Your task: In the data below, find each line that contains the word "protection" and copy it.

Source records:

#####

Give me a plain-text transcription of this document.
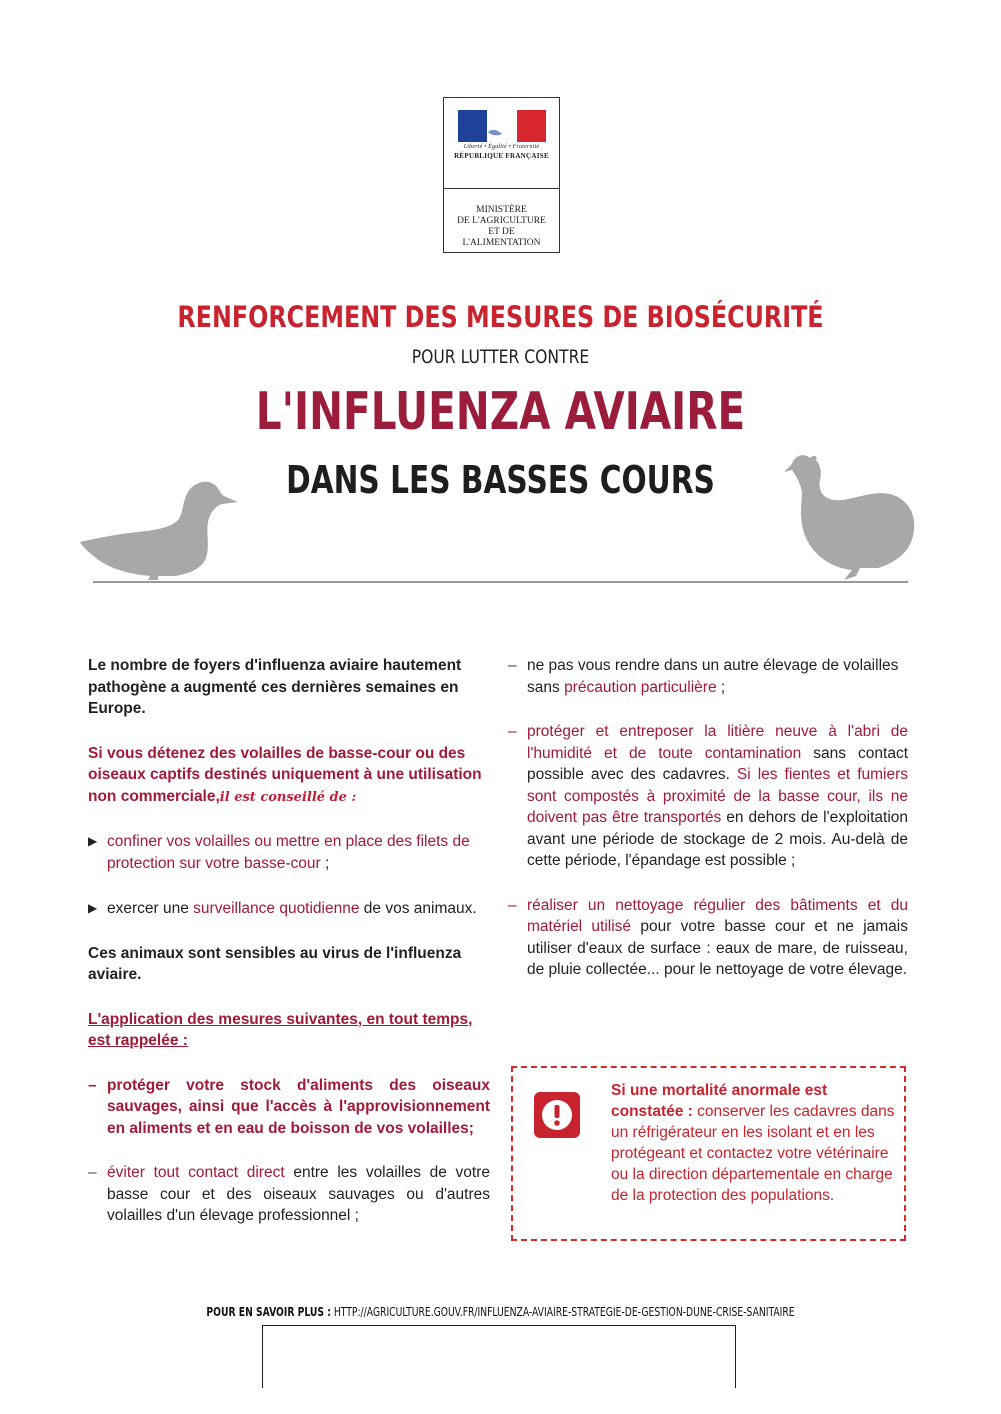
Liberté • Égalité • Fraternité
RÉPUBLIQUE FRANÇAISE
MINISTÈRE
DE L'AGRICULTURE
ET DE
L'ALIMENTATION
RENFORCEMENT DES MESURES DE BIOSÉCURITÉ
POUR LUTTER CONTRE
L'INFLUENZA AVIAIRE
DANS LES BASSES COURS

Le nombre de foyers d'influenza aviaire hautement pathogène a augmenté ces dernières semaines en Europe.

Si vous détenez des volailles de basse-cour ou des oiseaux captifs destinés uniquement à une utilisation non commerciale,il est conseillé de :

▶ confiner vos volailles ou mettre en place des filets de protection sur votre basse-cour ;
▶ exercer une surveillance quotidienne de vos animaux.

Ces animaux sont sensibles au virus de l'influenza aviaire.

L'application des mesures suivantes, en tout temps, est rappelée :

– protéger votre stock d'aliments des oiseaux sauvages, ainsi que l'accès à l'approvisionnement en aliments et en eau de boisson de vos volailles;
– éviter tout contact direct entre les volailles de votre basse cour et des oiseaux sauvages ou d'autres volailles d'un élevage professionnel ;
– ne pas vous rendre dans un autre élevage de volailles sans précaution particulière ;
– protéger et entreposer la litière neuve à l'abri de l'humidité et de toute contamination sans contact possible avec des cadavres. Si les fientes et fumiers sont compostés à proximité de la basse cour, ils ne doivent pas être transportés en dehors de l'exploitation avant une période de stockage de 2 mois. Au-delà de cette période, l'épandage est possible ;
– réaliser un nettoyage régulier des bâtiments et du matériel utilisé pour votre basse cour et ne jamais utiliser d'eaux de surface : eaux de mare, de ruisseau, de pluie collectée... pour le nettoyage de votre élevage.
Si une mortalité anormale est constatée : conserver les cadavres dans un réfrigérateur en les isolant et en les protégeant et contactez votre vétérinaire ou la direction départementale en charge de la protection des populations.
POUR EN SAVOIR PLUS : HTTP://AGRICULTURE.GOUV.FR/INFLUENZA-AVIAIRE-STRATEGIE-DE-GESTION-DUNE-CRISE-SANITAIRE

#####

Output for this task:
▶ confiner vos volailles ou mettre en place des filets de protection sur votre basse-cour ;
Si une mortalité anormale est constatée : conserver les cadavres dans un réfrigérateur en les isolant et en les protégeant et contactez votre vétérinaire ou la direction départementale en charge de la protection des populations.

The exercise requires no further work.